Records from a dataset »
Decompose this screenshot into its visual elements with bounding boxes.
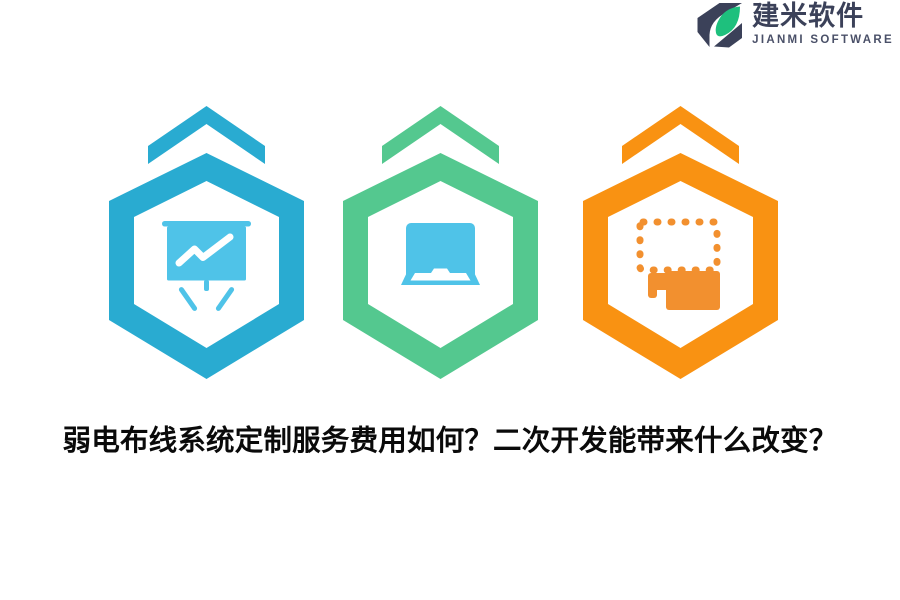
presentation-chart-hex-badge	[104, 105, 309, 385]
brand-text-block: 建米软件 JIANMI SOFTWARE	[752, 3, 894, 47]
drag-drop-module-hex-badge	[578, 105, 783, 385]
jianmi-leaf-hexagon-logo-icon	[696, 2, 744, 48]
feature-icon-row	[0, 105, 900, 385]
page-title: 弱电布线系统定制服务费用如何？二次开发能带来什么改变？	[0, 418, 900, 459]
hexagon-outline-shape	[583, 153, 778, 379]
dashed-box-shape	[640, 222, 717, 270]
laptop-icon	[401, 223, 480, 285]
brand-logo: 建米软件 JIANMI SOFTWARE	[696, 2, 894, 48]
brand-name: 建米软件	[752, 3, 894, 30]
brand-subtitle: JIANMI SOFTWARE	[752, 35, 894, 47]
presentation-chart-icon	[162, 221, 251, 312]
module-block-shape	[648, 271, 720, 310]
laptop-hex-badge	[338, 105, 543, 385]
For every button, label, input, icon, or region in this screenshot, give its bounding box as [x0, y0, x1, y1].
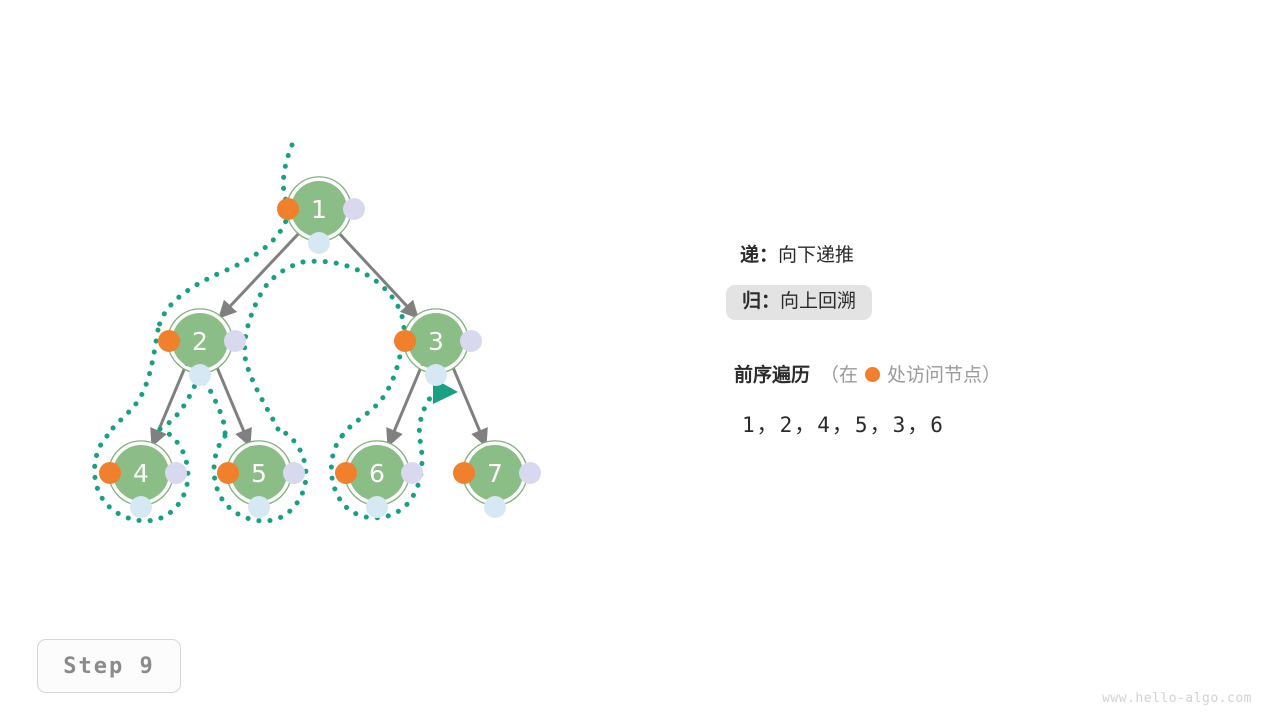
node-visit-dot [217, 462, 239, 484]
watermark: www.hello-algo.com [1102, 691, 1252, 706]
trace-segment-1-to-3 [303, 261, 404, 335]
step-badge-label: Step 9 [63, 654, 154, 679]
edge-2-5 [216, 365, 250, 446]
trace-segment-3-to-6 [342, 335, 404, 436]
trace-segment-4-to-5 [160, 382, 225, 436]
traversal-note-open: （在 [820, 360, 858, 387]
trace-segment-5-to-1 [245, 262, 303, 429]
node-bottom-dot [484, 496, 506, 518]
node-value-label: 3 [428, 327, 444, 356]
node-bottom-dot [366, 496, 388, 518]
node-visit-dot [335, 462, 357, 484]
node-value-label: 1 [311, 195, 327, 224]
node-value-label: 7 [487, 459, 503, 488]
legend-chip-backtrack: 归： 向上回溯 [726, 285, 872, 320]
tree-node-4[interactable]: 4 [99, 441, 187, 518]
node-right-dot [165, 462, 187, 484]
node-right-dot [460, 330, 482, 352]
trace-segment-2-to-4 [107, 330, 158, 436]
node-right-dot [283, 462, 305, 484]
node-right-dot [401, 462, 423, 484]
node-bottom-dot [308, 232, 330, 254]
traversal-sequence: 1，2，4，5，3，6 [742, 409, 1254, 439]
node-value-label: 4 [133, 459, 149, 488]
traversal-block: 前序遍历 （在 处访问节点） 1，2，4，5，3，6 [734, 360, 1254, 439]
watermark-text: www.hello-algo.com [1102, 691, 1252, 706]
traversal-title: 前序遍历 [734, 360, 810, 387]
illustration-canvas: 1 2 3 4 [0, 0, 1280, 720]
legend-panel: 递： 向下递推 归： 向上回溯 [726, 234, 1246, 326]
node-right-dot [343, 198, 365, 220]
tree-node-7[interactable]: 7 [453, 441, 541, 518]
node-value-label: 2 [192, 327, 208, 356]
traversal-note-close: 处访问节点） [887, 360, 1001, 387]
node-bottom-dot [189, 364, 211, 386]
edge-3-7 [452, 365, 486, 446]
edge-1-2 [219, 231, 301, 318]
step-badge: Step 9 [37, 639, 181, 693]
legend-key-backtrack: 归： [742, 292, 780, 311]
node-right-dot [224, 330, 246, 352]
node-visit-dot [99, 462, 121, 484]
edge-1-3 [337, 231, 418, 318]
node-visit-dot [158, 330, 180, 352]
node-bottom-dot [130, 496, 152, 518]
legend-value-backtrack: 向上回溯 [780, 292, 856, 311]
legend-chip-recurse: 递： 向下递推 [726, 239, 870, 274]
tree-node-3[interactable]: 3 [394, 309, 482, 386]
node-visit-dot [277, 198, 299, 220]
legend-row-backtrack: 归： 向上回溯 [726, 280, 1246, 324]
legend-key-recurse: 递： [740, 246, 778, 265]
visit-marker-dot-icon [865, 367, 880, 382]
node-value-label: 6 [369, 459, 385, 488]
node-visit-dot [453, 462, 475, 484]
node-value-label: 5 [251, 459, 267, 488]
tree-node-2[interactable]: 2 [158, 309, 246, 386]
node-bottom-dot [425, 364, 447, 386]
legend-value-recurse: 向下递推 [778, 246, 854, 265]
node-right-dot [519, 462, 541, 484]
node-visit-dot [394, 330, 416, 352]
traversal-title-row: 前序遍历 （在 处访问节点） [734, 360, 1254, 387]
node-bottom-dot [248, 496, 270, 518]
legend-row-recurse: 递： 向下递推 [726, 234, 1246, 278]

Requirement »
Copy out all of the records above word for word, leaving out the pictures.

Result for this exercise »
Decompose this screenshot into its visual elements with bounding boxes.
presentation-chart-hex-badge	[104, 105, 309, 385]
brand-text-block: 建米软件 JIANMI SOFTWARE	[752, 3, 894, 47]
drag-drop-module-hex-badge	[578, 105, 783, 385]
jianmi-leaf-hexagon-logo-icon	[696, 2, 744, 48]
feature-icon-row	[0, 105, 900, 385]
page-title: 弱电布线系统定制服务费用如何？二次开发能带来什么改变？	[0, 418, 900, 459]
hexagon-outline-shape	[583, 153, 778, 379]
dashed-box-shape	[640, 222, 717, 270]
laptop-icon	[401, 223, 480, 285]
brand-logo: 建米软件 JIANMI SOFTWARE	[696, 2, 894, 48]
brand-name: 建米软件	[752, 3, 894, 30]
brand-subtitle: JIANMI SOFTWARE	[752, 35, 894, 47]
presentation-chart-icon	[162, 221, 251, 312]
module-block-shape	[648, 271, 720, 310]
laptop-hex-badge	[338, 105, 543, 385]
For every button, label, input, icon, or region in this screenshot, give its bounding box as [x0, y0, x1, y1].
node-visit-dot [217, 462, 239, 484]
watermark: www.hello-algo.com [1102, 691, 1252, 706]
trace-segment-1-to-3 [303, 261, 404, 335]
step-badge-label: Step 9 [63, 654, 154, 679]
edge-2-5 [216, 365, 250, 446]
trace-segment-3-to-6 [342, 335, 404, 436]
trace-segment-4-to-5 [160, 382, 225, 436]
traversal-note-open: （在 [820, 360, 858, 387]
trace-segment-5-to-1 [245, 262, 303, 429]
node-bottom-dot [484, 496, 506, 518]
node-value-label: 3 [428, 327, 444, 356]
node-bottom-dot [366, 496, 388, 518]
node-visit-dot [335, 462, 357, 484]
node-value-label: 1 [311, 195, 327, 224]
node-value-label: 7 [487, 459, 503, 488]
legend-chip-backtrack: 归： 向上回溯 [726, 285, 872, 320]
tree-node-4[interactable]: 4 [99, 441, 187, 518]
node-right-dot [165, 462, 187, 484]
node-right-dot [460, 330, 482, 352]
trace-segment-2-to-4 [107, 330, 158, 436]
node-right-dot [283, 462, 305, 484]
node-right-dot [401, 462, 423, 484]
node-bottom-dot [308, 232, 330, 254]
traversal-sequence: 1，2，4，5，3，6 [742, 409, 1254, 439]
node-value-label: 4 [133, 459, 149, 488]
traversal-block: 前序遍历 （在 处访问节点） 1，2，4，5，3，6 [734, 360, 1254, 439]
watermark-text: www.hello-algo.com [1102, 691, 1252, 706]
traversal-title: 前序遍历 [734, 360, 810, 387]
illustration-canvas: 1 2 3 4 [0, 0, 1280, 720]
legend-panel: 递： 向下递推 归： 向上回溯 [726, 234, 1246, 326]
node-right-dot [343, 198, 365, 220]
tree-node-7[interactable]: 7 [453, 441, 541, 518]
node-value-label: 2 [192, 327, 208, 356]
traversal-note-close: 处访问节点） [887, 360, 1001, 387]
node-bottom-dot [189, 364, 211, 386]
edge-3-7 [452, 365, 486, 446]
edge-1-2 [219, 231, 301, 318]
step-badge: Step 9 [37, 639, 181, 693]
legend-key-backtrack: 归： [742, 292, 780, 311]
node-right-dot [224, 330, 246, 352]
node-visit-dot [99, 462, 121, 484]
edge-1-3 [337, 231, 418, 318]
node-visit-dot [158, 330, 180, 352]
node-bottom-dot [130, 496, 152, 518]
legend-value-backtrack: 向上回溯 [780, 292, 856, 311]
legend-chip-recurse: 递： 向下递推 [726, 239, 870, 274]
tree-node-3[interactable]: 3 [394, 309, 482, 386]
node-visit-dot [277, 198, 299, 220]
legend-row-backtrack: 归： 向上回溯 [726, 280, 1246, 324]
legend-key-recurse: 递： [740, 246, 778, 265]
visit-marker-dot-icon [865, 367, 880, 382]
node-value-label: 6 [369, 459, 385, 488]
node-visit-dot [453, 462, 475, 484]
node-value-label: 5 [251, 459, 267, 488]
tree-node-2[interactable]: 2 [158, 309, 246, 386]
node-bottom-dot [425, 364, 447, 386]
legend-value-recurse: 向下递推 [778, 246, 854, 265]
node-right-dot [519, 462, 541, 484]
node-visit-dot [394, 330, 416, 352]
traversal-title-row: 前序遍历 （在 处访问节点） [734, 360, 1254, 387]
node-bottom-dot [248, 496, 270, 518]
legend-row-recurse: 递： 向下递推 [726, 234, 1246, 278]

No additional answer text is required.